======== Dataset rows ========

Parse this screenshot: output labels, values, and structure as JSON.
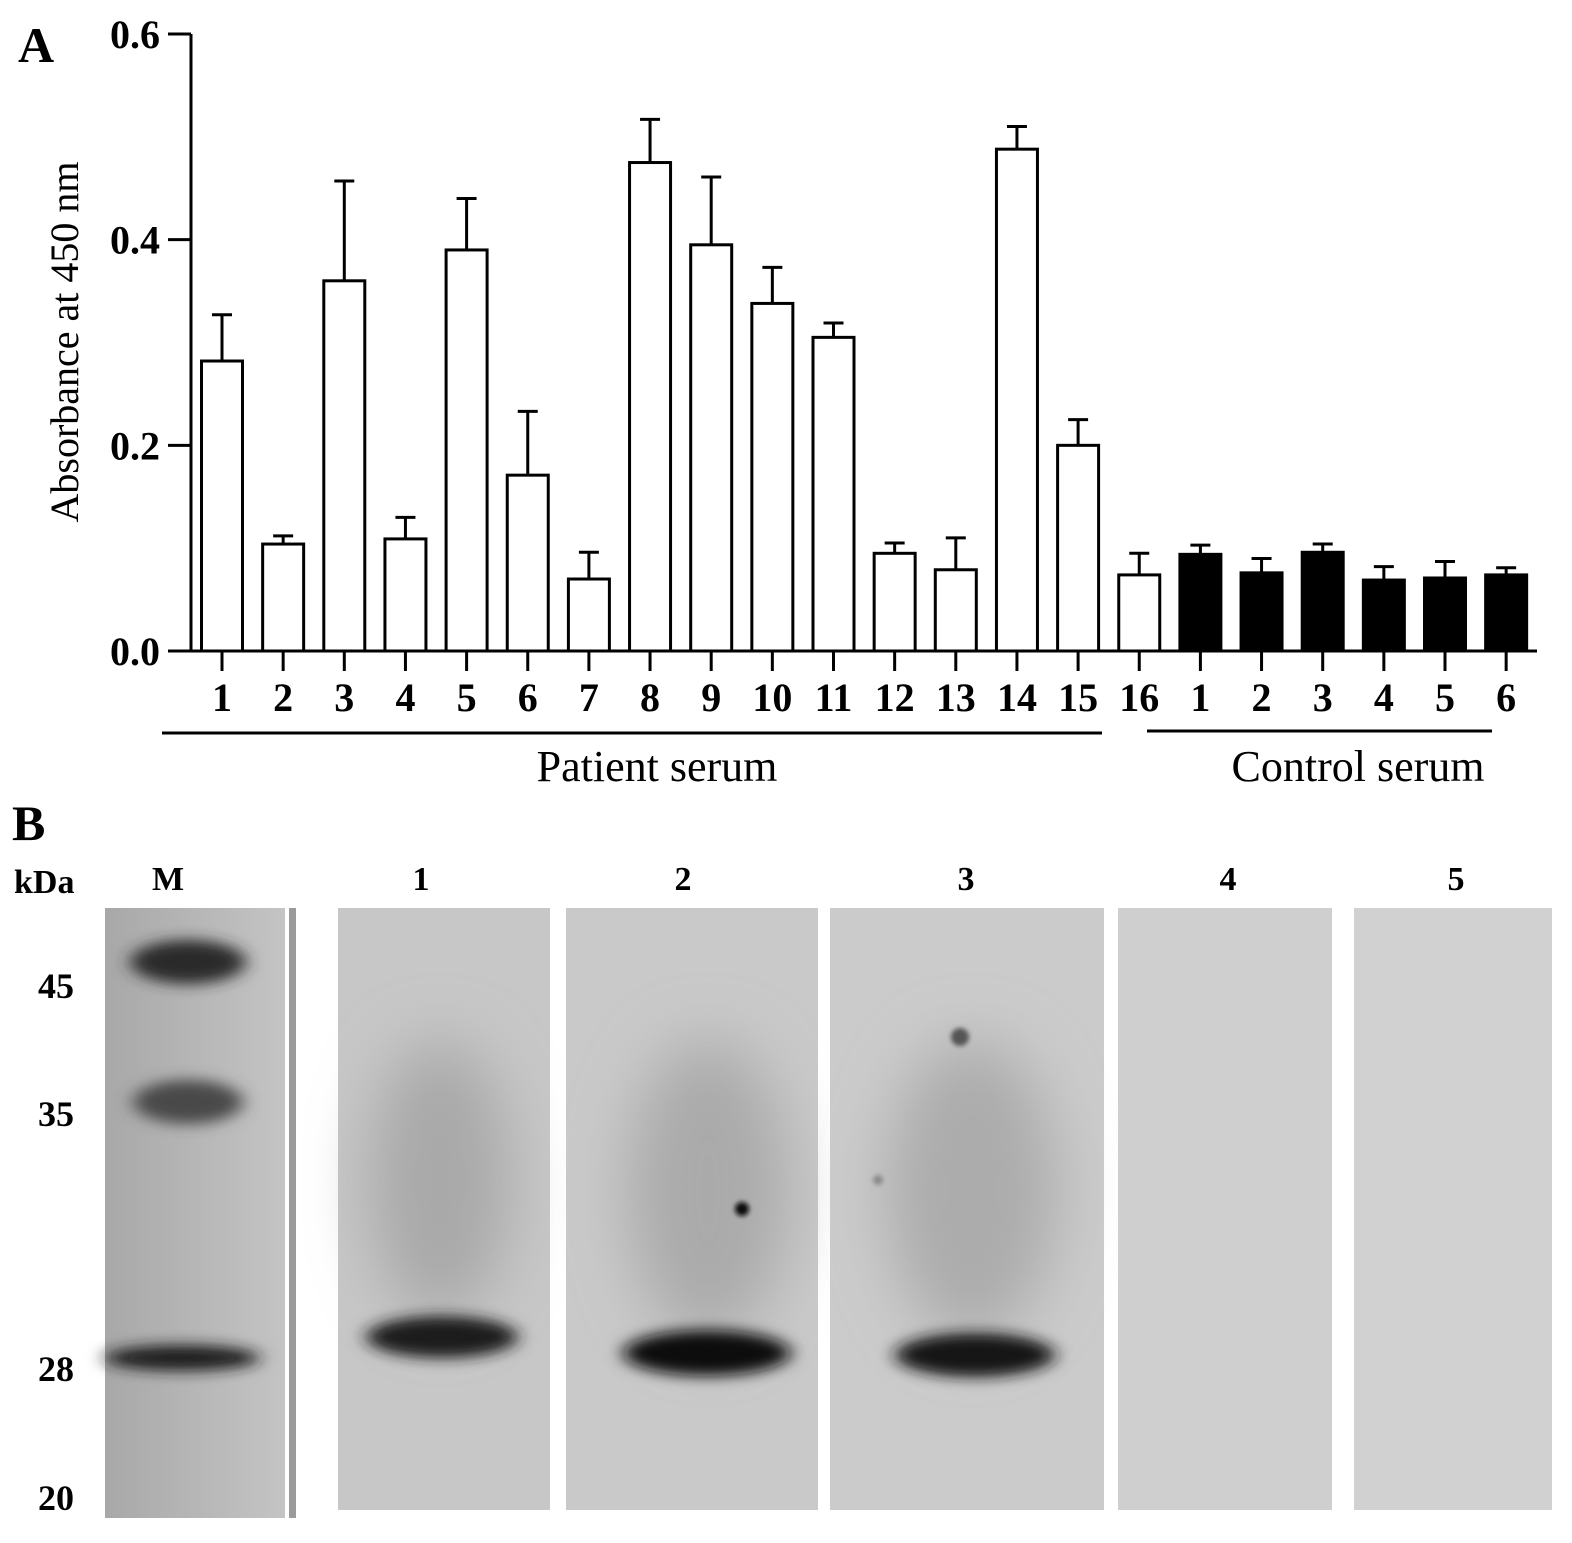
{
  "panel_a": {
    "label": "A",
    "chart_data": {
      "type": "bar",
      "ylabel": "Absorbance at 450 nm",
      "ylim": [
        0,
        0.6
      ],
      "yticks": [
        "0.0",
        "0.2",
        "0.4",
        "0.6"
      ],
      "ytick_values": [
        0,
        0.2,
        0.4,
        0.6
      ],
      "categories": [
        "1",
        "2",
        "3",
        "4",
        "5",
        "6",
        "7",
        "8",
        "9",
        "10",
        "11",
        "12",
        "13",
        "14",
        "15",
        "16",
        "1",
        "2",
        "3",
        "4",
        "5",
        "6"
      ],
      "values": [
        0.282,
        0.104,
        0.36,
        0.109,
        0.39,
        0.171,
        0.07,
        0.475,
        0.395,
        0.338,
        0.305,
        0.095,
        0.079,
        0.488,
        0.2,
        0.074,
        0.094,
        0.076,
        0.096,
        0.069,
        0.071,
        0.074
      ],
      "errors": [
        0.045,
        0.008,
        0.097,
        0.021,
        0.05,
        0.062,
        0.026,
        0.042,
        0.066,
        0.035,
        0.014,
        0.01,
        0.031,
        0.022,
        0.025,
        0.021,
        0.009,
        0.014,
        0.008,
        0.013,
        0.016,
        0.007
      ],
      "groups": [
        {
          "name": "Patient serum",
          "start": 0,
          "end": 15,
          "fill": "#ffffff"
        },
        {
          "name": "Control serum",
          "start": 16,
          "end": 21,
          "fill": "#000000"
        }
      ],
      "grid": false
    }
  },
  "panel_b": {
    "label": "B",
    "unit_label": "kDa",
    "marker_label": "M",
    "lane_labels": [
      "1",
      "2",
      "3",
      "4",
      "5"
    ],
    "marker_sizes": [
      "45",
      "35",
      "28",
      "20"
    ],
    "band_intensity": [
      0.85,
      0.95,
      0.9,
      0.0,
      0.0
    ]
  }
}
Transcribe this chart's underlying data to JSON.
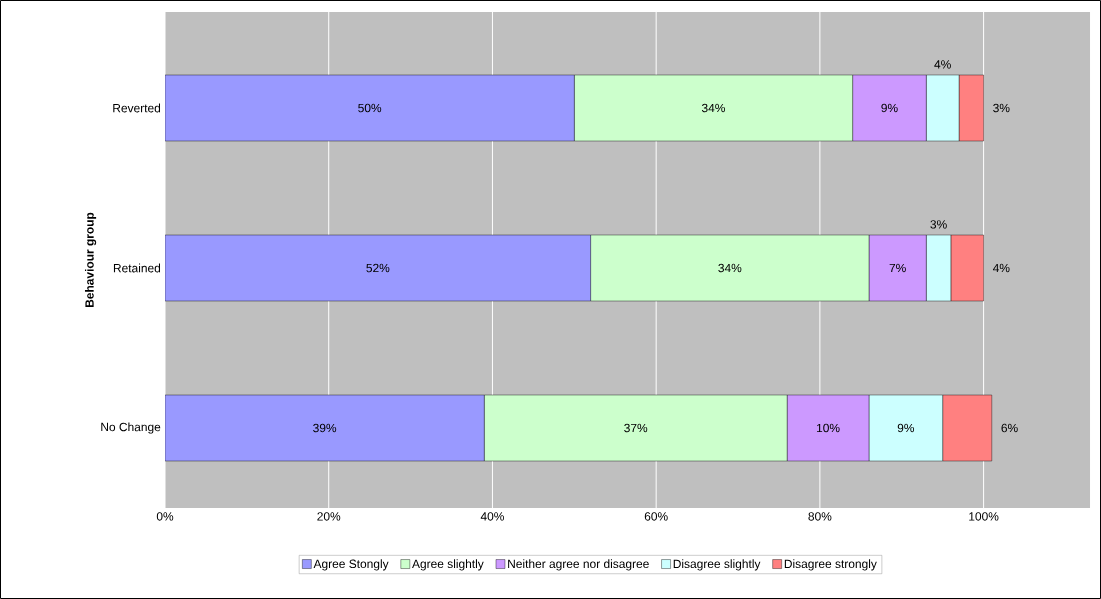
{
  "chart_data": {
    "type": "bar",
    "orientation": "horizontal",
    "stacked": true,
    "ylabel": "Behaviour group",
    "categories": [
      "Reverted",
      "Retained",
      "No Change"
    ],
    "series": [
      {
        "name": "Agree Stongly",
        "color": "#9999ff",
        "values": [
          50,
          52,
          39
        ],
        "value_labels": [
          "50%",
          "52%",
          "39%"
        ]
      },
      {
        "name": "Agree slightly",
        "color": "#ccffcc",
        "values": [
          34,
          34,
          37
        ],
        "value_labels": [
          "34%",
          "34%",
          "37%"
        ]
      },
      {
        "name": "Neither agree nor disagree",
        "color": "#cc99ff",
        "values": [
          9,
          7,
          10
        ],
        "value_labels": [
          "9%",
          "7%",
          "10%"
        ]
      },
      {
        "name": "Disagree slightly",
        "color": "#ccffff",
        "values": [
          4,
          3,
          9
        ],
        "value_labels": [
          "4%",
          "3%",
          "9%"
        ]
      },
      {
        "name": "Disagree strongly",
        "color": "#ff8080",
        "values": [
          3,
          4,
          6
        ],
        "value_labels": [
          "3%",
          "4%",
          "6%"
        ]
      }
    ],
    "xlim": [
      0,
      113
    ],
    "xticks": [
      {
        "value": 0,
        "label": "0%"
      },
      {
        "value": 20,
        "label": "20%"
      },
      {
        "value": 40,
        "label": "40%"
      },
      {
        "value": 60,
        "label": "60%"
      },
      {
        "value": 80,
        "label": "80%"
      },
      {
        "value": 100,
        "label": "100%"
      }
    ],
    "grid": "x",
    "legend": "bottom"
  }
}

========

Task directions: Search the lines above for the string "ylabel", then show every one that has it.

The solution:
      "ylabel": "Absorbance at 450 nm",
    "ylabel": "Behaviour group",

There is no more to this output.